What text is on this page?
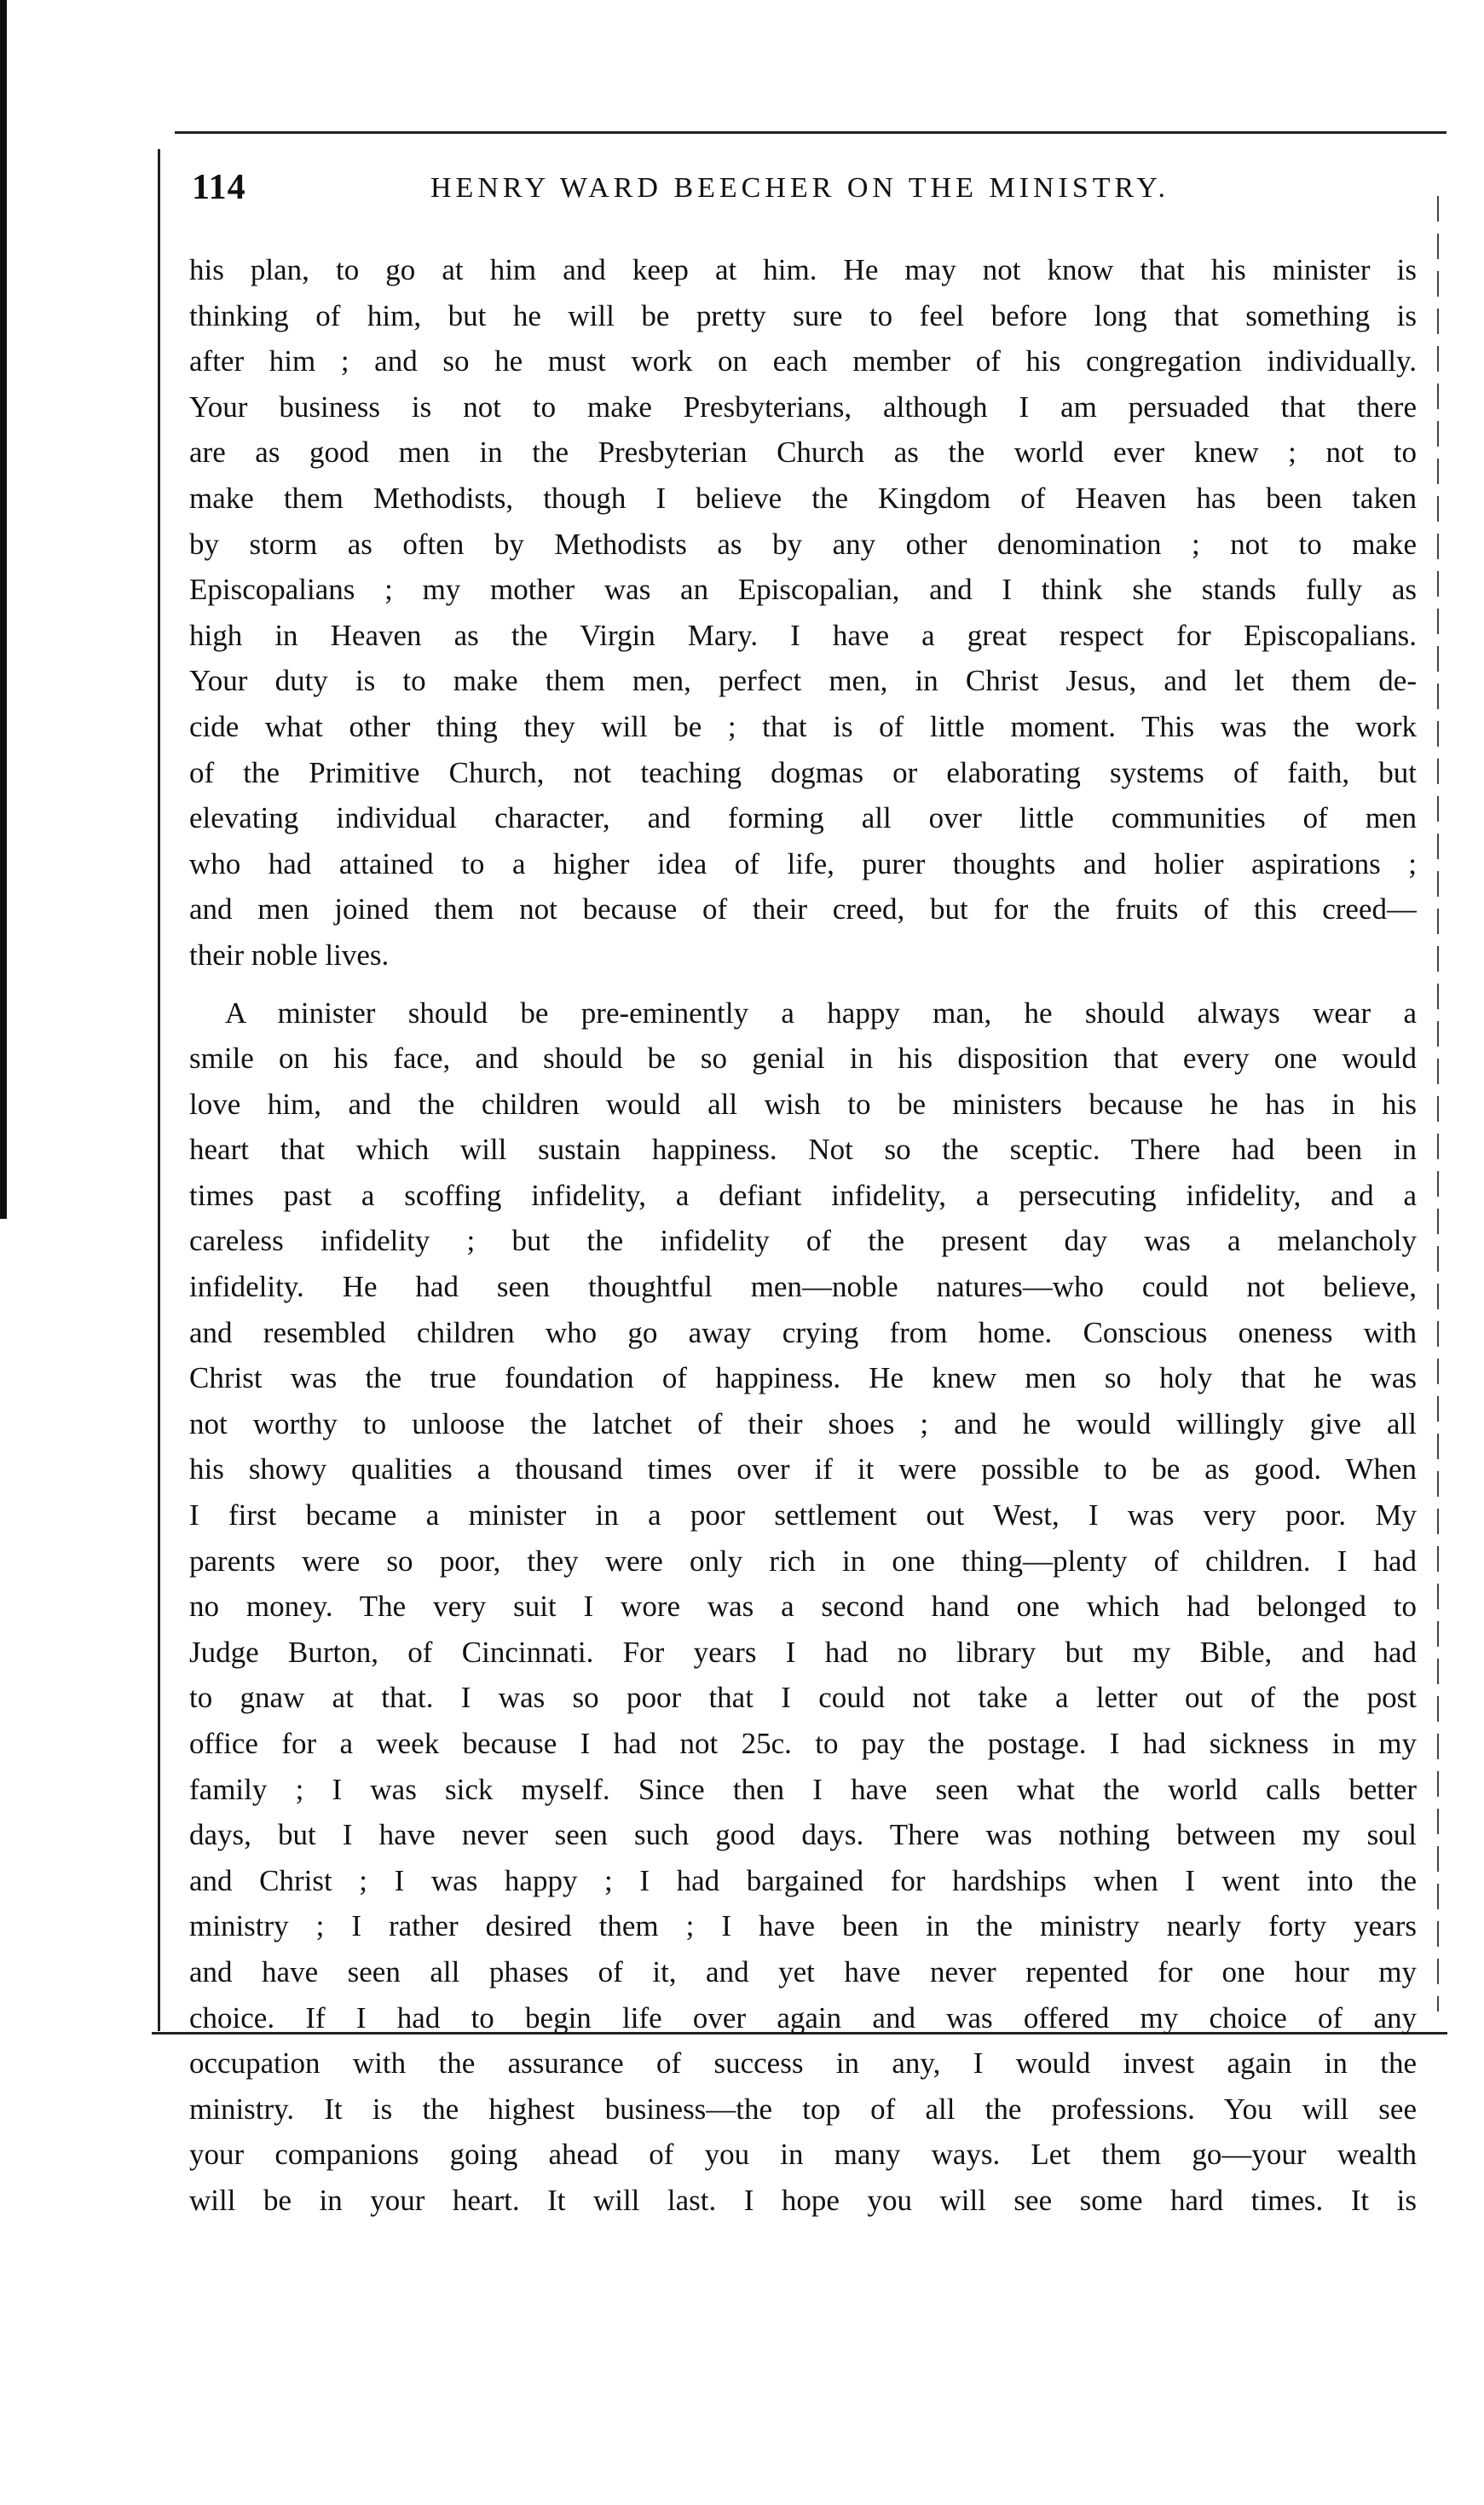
114	HENRY WARD BEECHER ON THE MINISTRY.
his plan, to go at him and keep at him. He may not know that his minister is
thinking of him, but he will be pretty sure to feel before long that something is
after him ; and so he must work on each member of his congregation individually.
Your business is not to make Presbyterians, although I am persuaded that there
are as good men in the Presbyterian Church as the world ever knew ; not to
make them Methodists, though I believe the Kingdom of Heaven has been taken
by storm as often by Methodists as by any other denomination ; not to make
Episcopalians ; my mother was an Episcopalian, and I think she stands fully as
high in Heaven as the Virgin Mary. I have a great respect for Episcopalians.
Your duty is to make them men, perfect men, in Christ Jesus, and let them de-
cide what other thing they will be ; that is of little moment. This was the work
of the Primitive Church, not teaching dogmas or elaborating systems of faith, but
elevating individual character, and forming all over little communities of men
who had attained to a higher idea of life, purer thoughts and holier aspirations ;
and men joined them not because of their creed, but for the fruits of this creed—
their noble lives.
A minister should be pre-eminently a happy man, he should always wear a
smile on his face, and should be so genial in his disposition that every one would
love him, and the children would all wish to be ministers because he has in his
heart that which will sustain happiness. Not so the sceptic. There had been in
times past a scoffing infidelity, a defiant infidelity, a persecuting infidelity, and a
careless infidelity ; but the infidelity of the present day was a melancholy
infidelity. He had seen thoughtful men—noble natures—who could not believe,
and resembled children who go away crying from home. Conscious oneness with
Christ was the true foundation of happiness. He knew men so holy that he was
not worthy to unloose the latchet of their shoes ; and he would willingly give all
his showy qualities a thousand times over if it were possible to be as good. When
I first became a minister in a poor settlement out West, I was very poor. My
parents were so poor, they were only rich in one thing—plenty of children. I had
no money. The very suit I wore was a second hand one which had belonged to
Judge Burton, of Cincinnati. For years I had no library but my Bible, and had
to gnaw at that. I was so poor that I could not take a letter out of the post
office for a week because I had not 25c. to pay the postage. I had sickness in my
family ; I was sick myself. Since then I have seen what the world calls better
days, but I have never seen such good days. There was nothing between my soul
and Christ ; I was happy ; I had bargained for hardships when I went into the
ministry ; I rather desired them ; I have been in the ministry nearly forty years
and have seen all phases of it, and yet have never repented for one hour my
choice. If I had to begin life over again and was offered my choice of any
occupation with the assurance of success in any, I would invest again in the
ministry. It is the highest business—the top of all the professions. You will see
your companions going ahead of you in many ways. Let them go—your wealth
will be in your heart. It will last. I hope you will see some hard times. It is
--
(Aim) Write out the whole listing again, exactly, with no pictures.

(Final answer)
What text is on this page?
114	HENRY WARD BEECHER ON THE MINISTRY.
his plan, to go at him and keep at him. He may not know that his minister is
thinking of him, but he will be pretty sure to feel before long that something is
after him ; and so he must work on each member of his congregation individually.
Your business is not to make Presbyterians, although I am persuaded that there
are as good men in the Presbyterian Church as the world ever knew ; not to
make them Methodists, though I believe the Kingdom of Heaven has been taken
by storm as often by Methodists as by any other denomination ; not to make
Episcopalians ; my mother was an Episcopalian, and I think she stands fully as
high in Heaven as the Virgin Mary. I have a great respect for Episcopalians.
Your duty is to make them men, perfect men, in Christ Jesus, and let them de-
cide what other thing they will be ; that is of little moment. This was the work
of the Primitive Church, not teaching dogmas or elaborating systems of faith, but
elevating individual character, and forming all over little communities of men
who had attained to a higher idea of life, purer thoughts and holier aspirations ;
and men joined them not because of their creed, but for the fruits of this creed—
their noble lives.
A minister should be pre-eminently a happy man, he should always wear a
smile on his face, and should be so genial in his disposition that every one would
love him, and the children would all wish to be ministers because he has in his
heart that which will sustain happiness. Not so the sceptic. There had been in
times past a scoffing infidelity, a defiant infidelity, a persecuting infidelity, and a
careless infidelity ; but the infidelity of the present day was a melancholy
infidelity. He had seen thoughtful men—noble natures—who could not believe,
and resembled children who go away crying from home. Conscious oneness with
Christ was the true foundation of happiness. He knew men so holy that he was
not worthy to unloose the latchet of their shoes ; and he would willingly give all
his showy qualities a thousand times over if it were possible to be as good. When
I first became a minister in a poor settlement out West, I was very poor. My
parents were so poor, they were only rich in one thing—plenty of children. I had
no money. The very suit I wore was a second hand one which had belonged to
Judge Burton, of Cincinnati. For years I had no library but my Bible, and had
to gnaw at that. I was so poor that I could not take a letter out of the post
office for a week because I had not 25c. to pay the postage. I had sickness in my
family ; I was sick myself. Since then I have seen what the world calls better
days, but I have never seen such good days. There was nothing between my soul
and Christ ; I was happy ; I had bargained for hardships when I went into the
ministry ; I rather desired them ; I have been in the ministry nearly forty years
and have seen all phases of it, and yet have never repented for one hour my
choice. If I had to begin life over again and was offered my choice of any
occupation with the assurance of success in any, I would invest again in the
ministry. It is the highest business—the top of all the professions. You will see
your companions going ahead of you in many ways. Let them go—your wealth
will be in your heart. It will last. I hope you will see some hard times. It is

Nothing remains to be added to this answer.